# Task material
━━━━
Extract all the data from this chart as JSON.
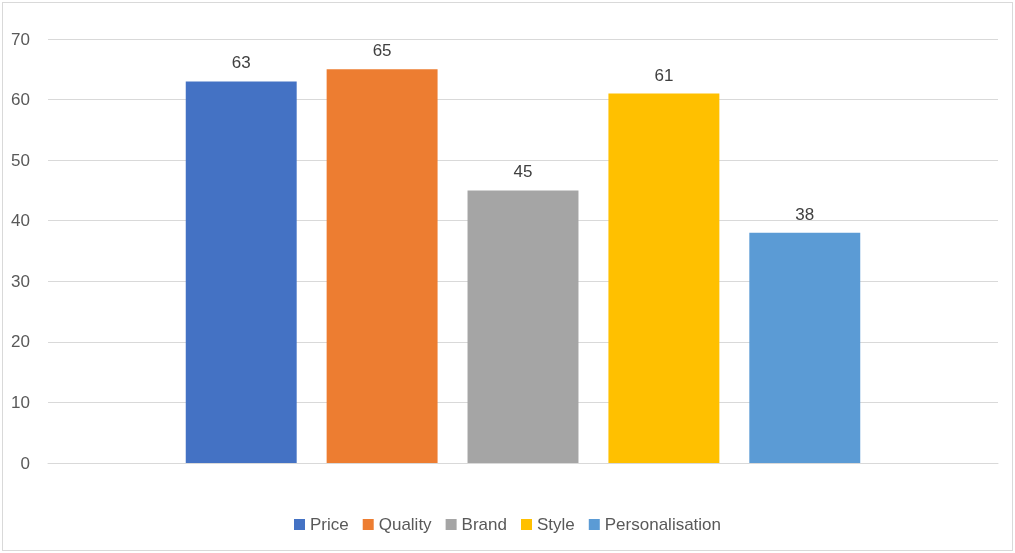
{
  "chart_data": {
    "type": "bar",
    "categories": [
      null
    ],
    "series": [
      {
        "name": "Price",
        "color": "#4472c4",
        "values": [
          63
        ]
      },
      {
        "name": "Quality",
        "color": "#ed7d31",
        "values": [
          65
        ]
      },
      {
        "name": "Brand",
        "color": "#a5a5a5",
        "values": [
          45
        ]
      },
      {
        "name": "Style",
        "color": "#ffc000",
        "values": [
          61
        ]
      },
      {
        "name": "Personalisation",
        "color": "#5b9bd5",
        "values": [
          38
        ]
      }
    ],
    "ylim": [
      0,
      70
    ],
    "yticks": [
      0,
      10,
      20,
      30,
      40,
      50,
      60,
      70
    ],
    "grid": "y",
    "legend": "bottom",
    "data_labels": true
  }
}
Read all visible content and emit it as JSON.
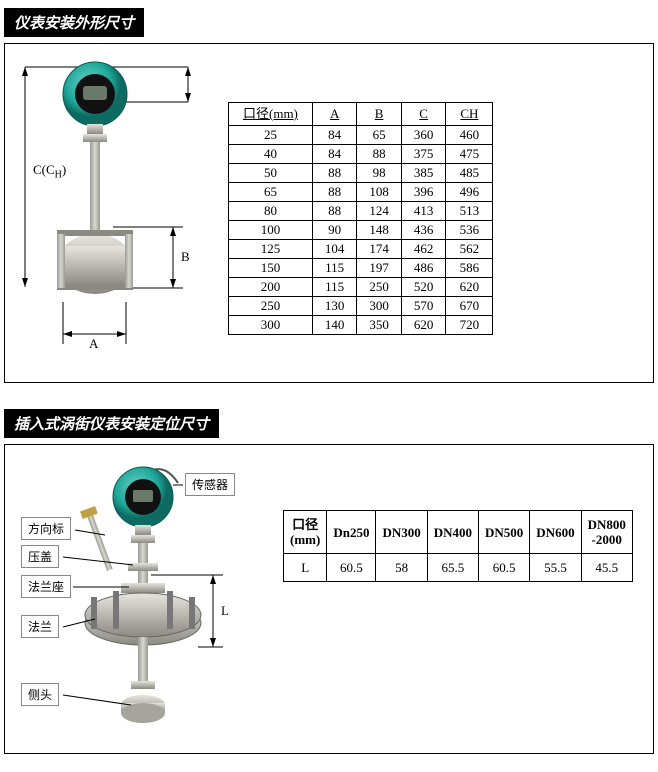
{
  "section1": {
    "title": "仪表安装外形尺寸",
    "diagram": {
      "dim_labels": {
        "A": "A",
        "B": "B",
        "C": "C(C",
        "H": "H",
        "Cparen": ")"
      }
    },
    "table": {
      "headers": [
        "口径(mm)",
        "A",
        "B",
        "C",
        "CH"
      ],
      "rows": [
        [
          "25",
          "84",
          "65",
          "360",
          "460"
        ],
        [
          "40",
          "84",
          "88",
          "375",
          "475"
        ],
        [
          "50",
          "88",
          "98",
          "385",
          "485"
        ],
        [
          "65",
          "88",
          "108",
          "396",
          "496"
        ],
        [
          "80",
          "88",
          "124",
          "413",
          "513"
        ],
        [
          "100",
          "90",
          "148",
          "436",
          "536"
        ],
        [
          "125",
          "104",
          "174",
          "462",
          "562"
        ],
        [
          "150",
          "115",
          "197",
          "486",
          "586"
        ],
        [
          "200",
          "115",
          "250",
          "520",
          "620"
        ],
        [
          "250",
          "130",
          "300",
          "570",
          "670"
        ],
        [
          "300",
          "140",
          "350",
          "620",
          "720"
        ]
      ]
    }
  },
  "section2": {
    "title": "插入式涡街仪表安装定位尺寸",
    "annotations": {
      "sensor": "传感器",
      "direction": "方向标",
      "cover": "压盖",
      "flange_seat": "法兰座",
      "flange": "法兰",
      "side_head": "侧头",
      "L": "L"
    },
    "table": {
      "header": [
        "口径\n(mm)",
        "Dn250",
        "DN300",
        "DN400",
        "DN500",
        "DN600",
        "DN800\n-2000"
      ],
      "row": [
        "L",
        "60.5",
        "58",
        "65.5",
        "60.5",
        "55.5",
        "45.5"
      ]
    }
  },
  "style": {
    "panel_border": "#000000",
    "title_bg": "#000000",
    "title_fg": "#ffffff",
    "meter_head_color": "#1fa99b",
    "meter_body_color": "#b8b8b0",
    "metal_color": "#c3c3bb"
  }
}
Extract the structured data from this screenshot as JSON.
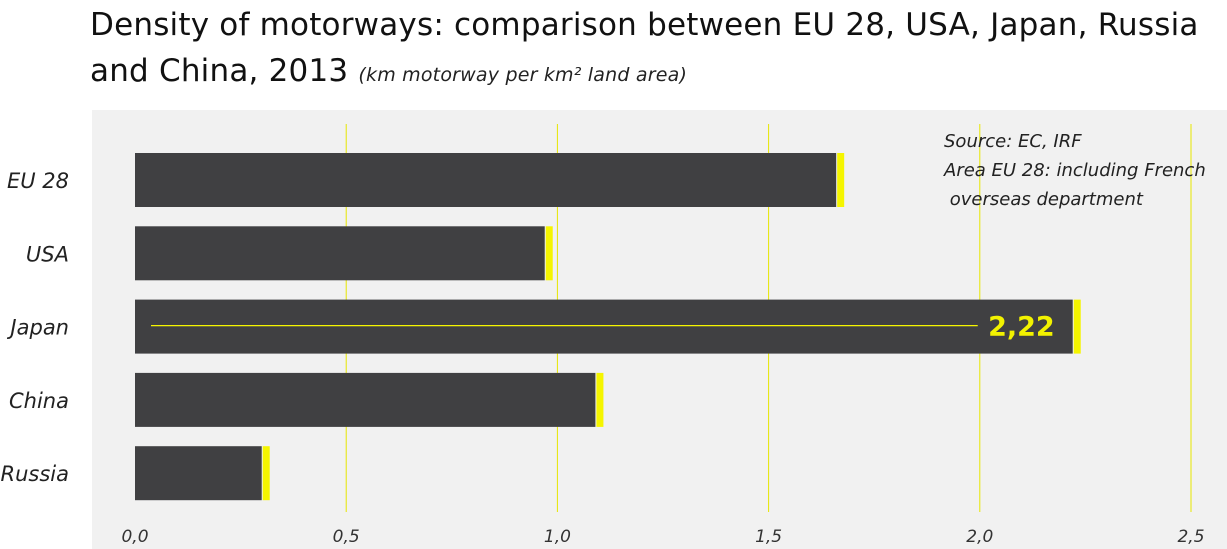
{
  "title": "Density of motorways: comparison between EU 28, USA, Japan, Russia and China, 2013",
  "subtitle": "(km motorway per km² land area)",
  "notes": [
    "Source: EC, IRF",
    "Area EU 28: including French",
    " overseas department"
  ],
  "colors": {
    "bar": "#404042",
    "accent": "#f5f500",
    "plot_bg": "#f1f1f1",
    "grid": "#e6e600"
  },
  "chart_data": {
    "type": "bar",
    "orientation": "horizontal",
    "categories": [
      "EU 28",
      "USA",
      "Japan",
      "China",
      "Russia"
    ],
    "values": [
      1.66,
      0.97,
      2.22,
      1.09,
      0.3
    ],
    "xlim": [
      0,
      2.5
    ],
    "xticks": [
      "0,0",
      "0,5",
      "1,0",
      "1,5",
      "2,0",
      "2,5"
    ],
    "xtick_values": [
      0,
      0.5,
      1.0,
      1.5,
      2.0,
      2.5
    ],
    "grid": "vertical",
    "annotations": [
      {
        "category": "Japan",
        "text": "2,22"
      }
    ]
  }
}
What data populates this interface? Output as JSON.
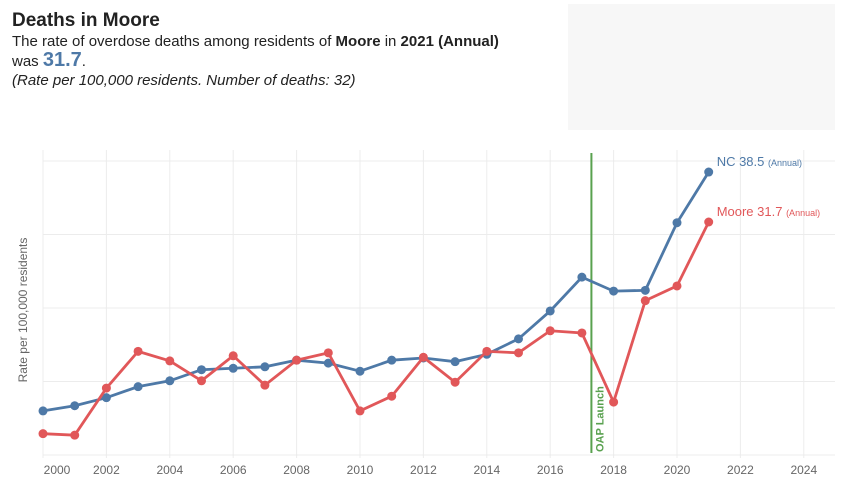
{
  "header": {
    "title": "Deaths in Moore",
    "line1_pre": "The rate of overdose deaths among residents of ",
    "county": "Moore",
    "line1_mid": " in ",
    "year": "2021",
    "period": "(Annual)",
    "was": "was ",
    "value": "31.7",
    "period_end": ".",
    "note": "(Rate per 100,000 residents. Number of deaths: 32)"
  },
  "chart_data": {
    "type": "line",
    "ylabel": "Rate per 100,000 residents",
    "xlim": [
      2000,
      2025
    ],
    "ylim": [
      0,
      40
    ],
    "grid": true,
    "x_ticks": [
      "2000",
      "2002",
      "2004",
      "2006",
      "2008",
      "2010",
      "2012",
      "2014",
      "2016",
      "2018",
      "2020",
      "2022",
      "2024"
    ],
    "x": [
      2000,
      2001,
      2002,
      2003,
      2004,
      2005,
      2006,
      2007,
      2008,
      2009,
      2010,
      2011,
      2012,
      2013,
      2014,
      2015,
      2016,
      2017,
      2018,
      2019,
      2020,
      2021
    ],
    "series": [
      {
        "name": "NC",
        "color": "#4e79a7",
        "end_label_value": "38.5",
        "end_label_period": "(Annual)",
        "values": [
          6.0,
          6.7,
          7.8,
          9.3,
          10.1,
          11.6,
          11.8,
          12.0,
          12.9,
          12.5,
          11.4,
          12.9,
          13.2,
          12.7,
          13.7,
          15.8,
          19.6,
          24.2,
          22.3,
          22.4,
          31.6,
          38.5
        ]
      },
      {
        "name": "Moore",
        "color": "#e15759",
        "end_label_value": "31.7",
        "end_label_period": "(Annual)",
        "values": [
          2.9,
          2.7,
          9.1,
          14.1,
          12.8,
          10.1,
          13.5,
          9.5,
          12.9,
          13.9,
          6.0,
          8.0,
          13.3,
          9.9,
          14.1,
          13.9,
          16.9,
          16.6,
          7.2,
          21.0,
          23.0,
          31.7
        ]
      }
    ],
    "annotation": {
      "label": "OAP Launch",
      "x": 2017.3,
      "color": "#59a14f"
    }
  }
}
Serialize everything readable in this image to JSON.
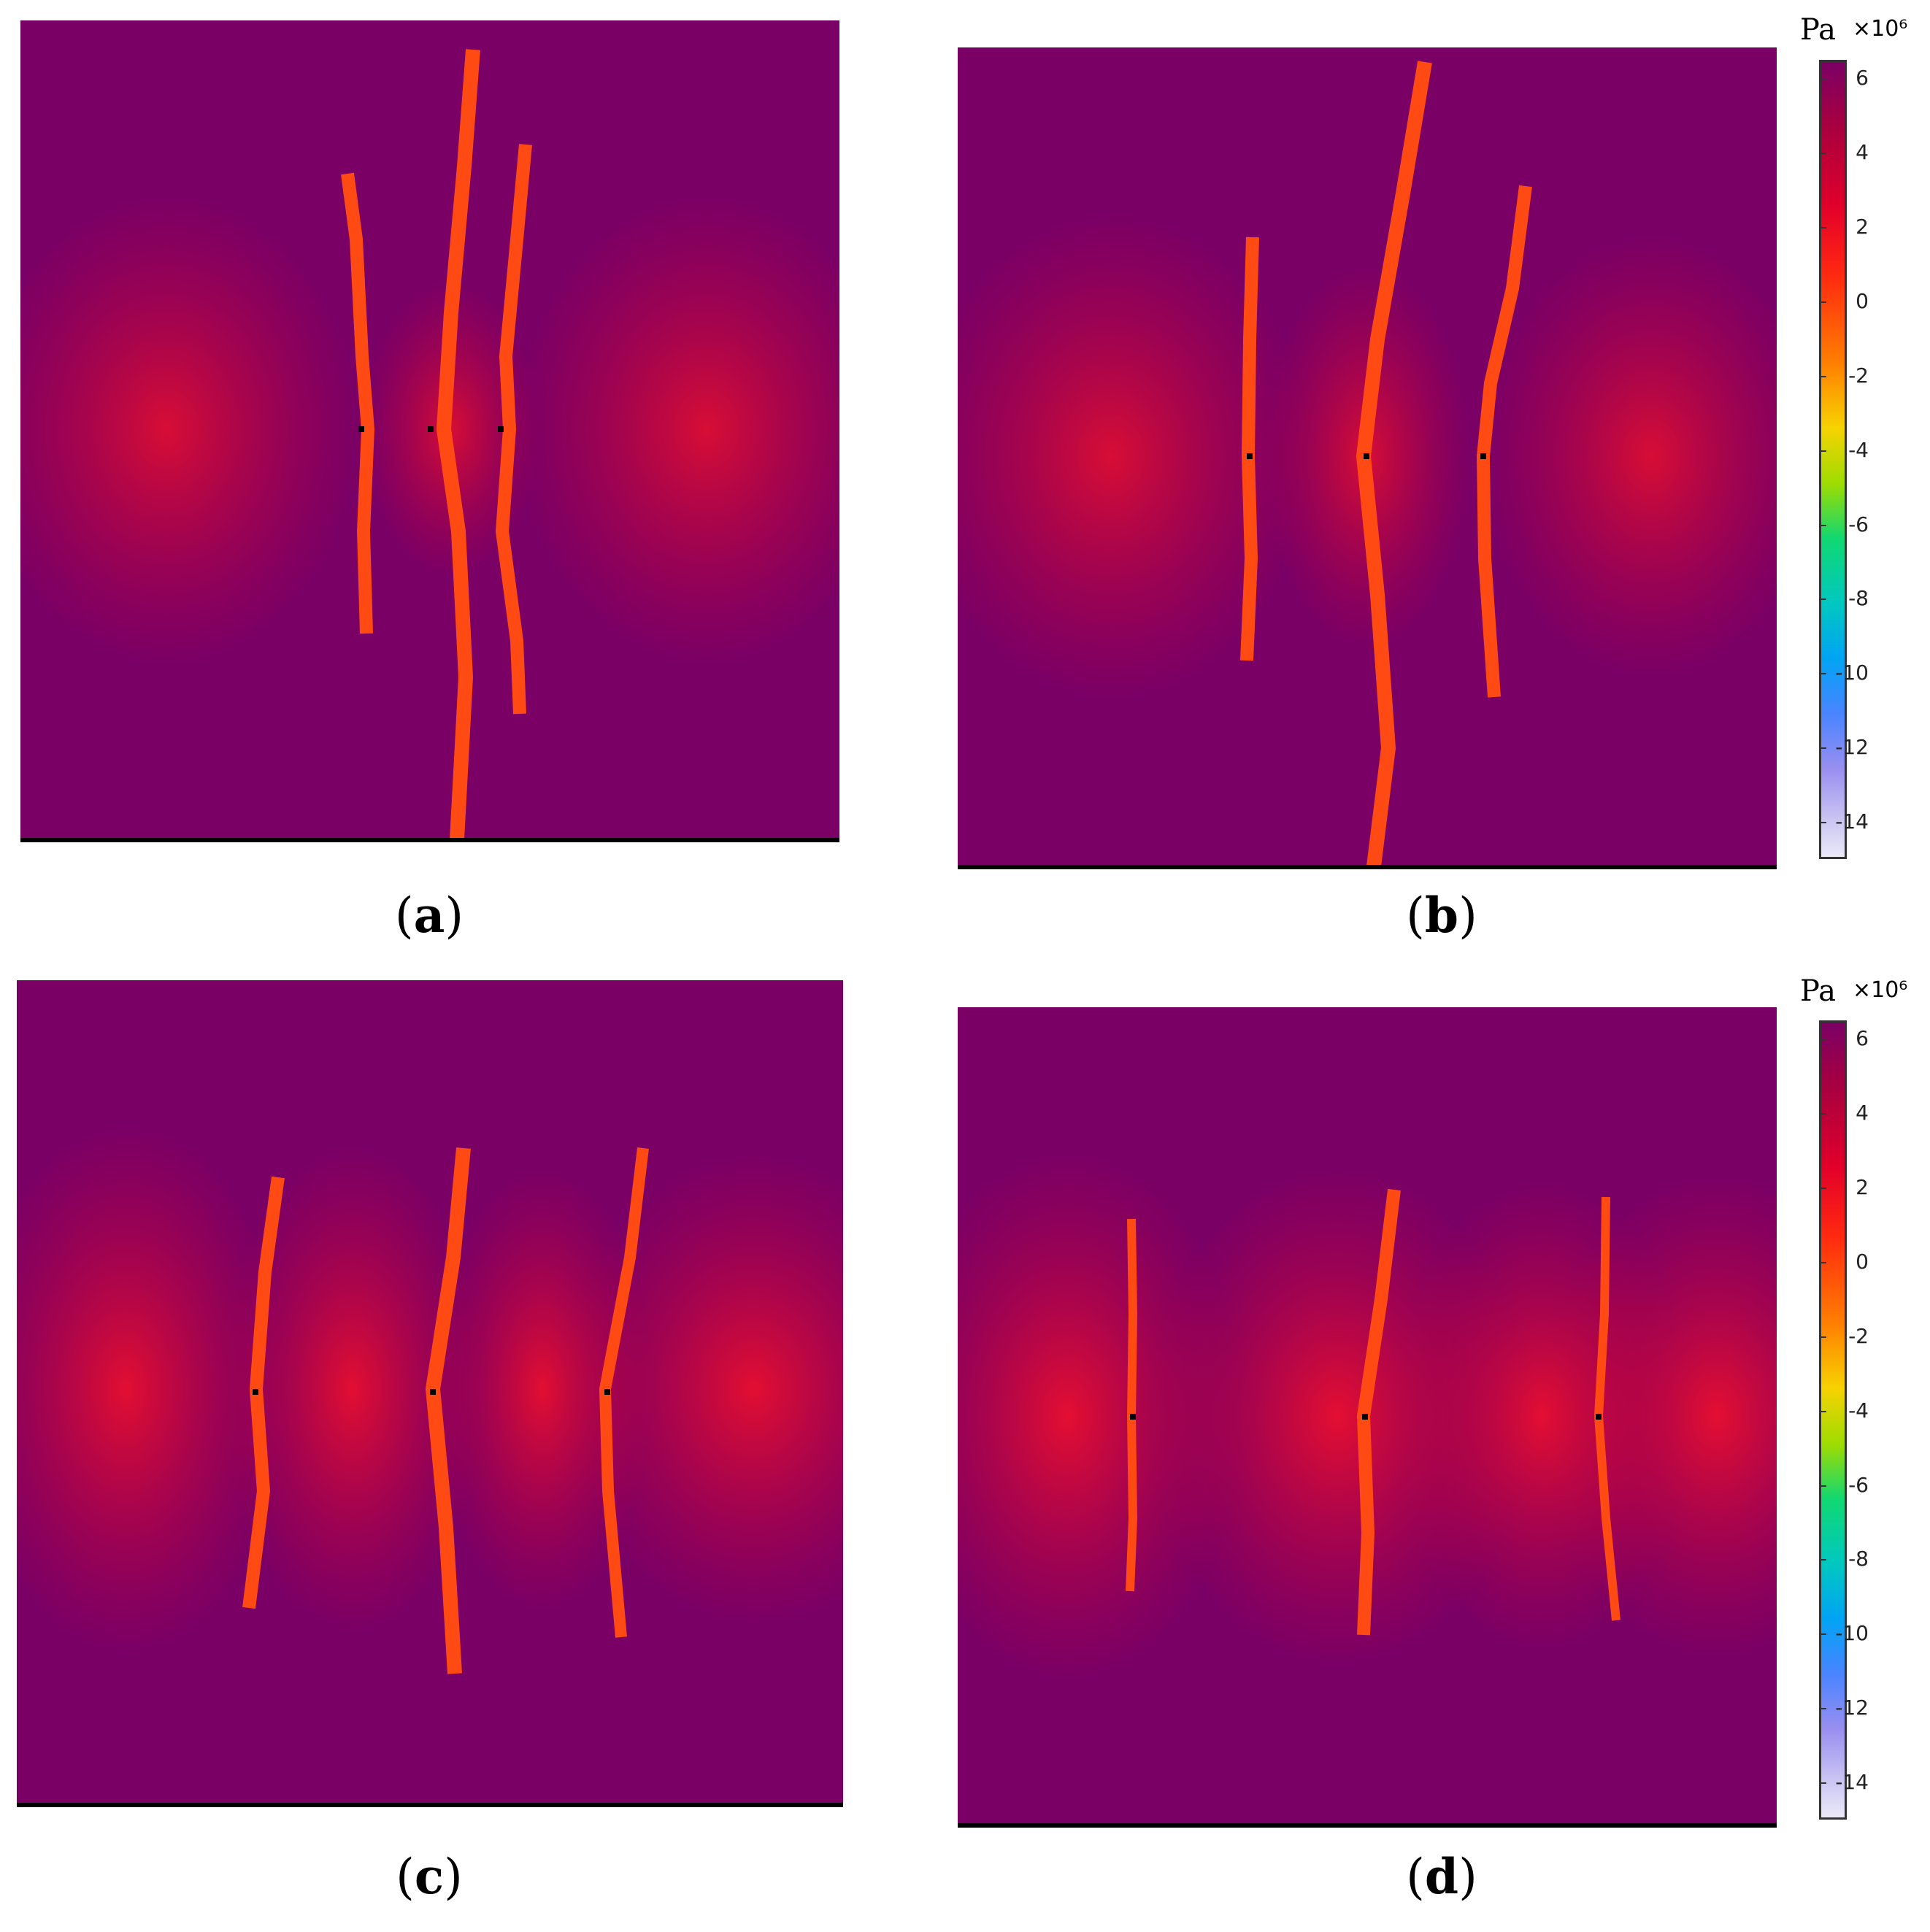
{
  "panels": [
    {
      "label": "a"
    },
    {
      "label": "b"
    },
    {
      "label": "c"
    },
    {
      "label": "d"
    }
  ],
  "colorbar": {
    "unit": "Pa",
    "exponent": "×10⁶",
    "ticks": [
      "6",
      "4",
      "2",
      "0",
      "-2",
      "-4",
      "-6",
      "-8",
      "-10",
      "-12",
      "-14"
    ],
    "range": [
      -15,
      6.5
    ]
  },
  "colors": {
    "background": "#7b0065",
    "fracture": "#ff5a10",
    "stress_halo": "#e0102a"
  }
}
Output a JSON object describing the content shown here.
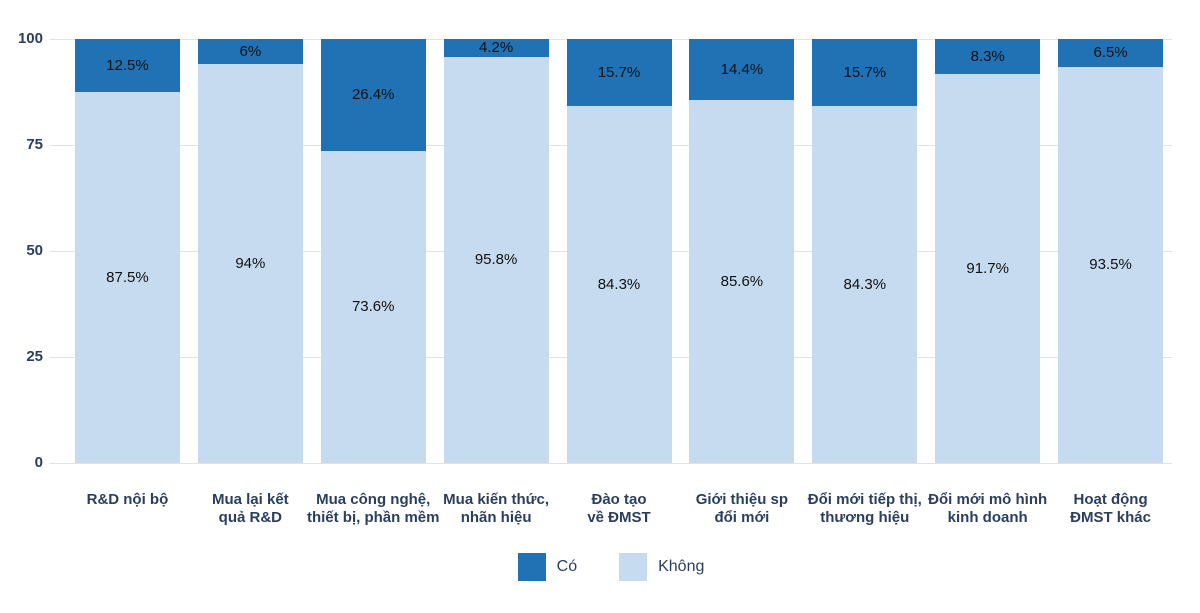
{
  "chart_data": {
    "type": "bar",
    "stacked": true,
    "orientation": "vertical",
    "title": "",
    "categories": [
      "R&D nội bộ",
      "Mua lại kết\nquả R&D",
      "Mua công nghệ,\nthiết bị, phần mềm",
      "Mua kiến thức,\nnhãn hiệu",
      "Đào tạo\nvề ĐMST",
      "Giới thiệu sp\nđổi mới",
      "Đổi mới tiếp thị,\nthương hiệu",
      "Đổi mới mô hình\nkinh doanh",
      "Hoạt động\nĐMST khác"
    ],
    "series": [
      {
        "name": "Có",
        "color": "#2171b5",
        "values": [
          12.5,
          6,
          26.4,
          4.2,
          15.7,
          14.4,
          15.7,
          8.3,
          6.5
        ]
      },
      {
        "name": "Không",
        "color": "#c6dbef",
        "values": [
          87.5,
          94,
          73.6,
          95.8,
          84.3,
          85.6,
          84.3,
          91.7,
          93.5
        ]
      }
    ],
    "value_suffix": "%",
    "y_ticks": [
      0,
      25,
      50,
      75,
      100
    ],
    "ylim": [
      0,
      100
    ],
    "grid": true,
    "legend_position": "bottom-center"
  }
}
━━━━
# Written request
Scan the data above and copy every line with "Output" in it.

# Task answer
What data populates this interface? Output as JSON.
Output a JSON object describing the content shown here.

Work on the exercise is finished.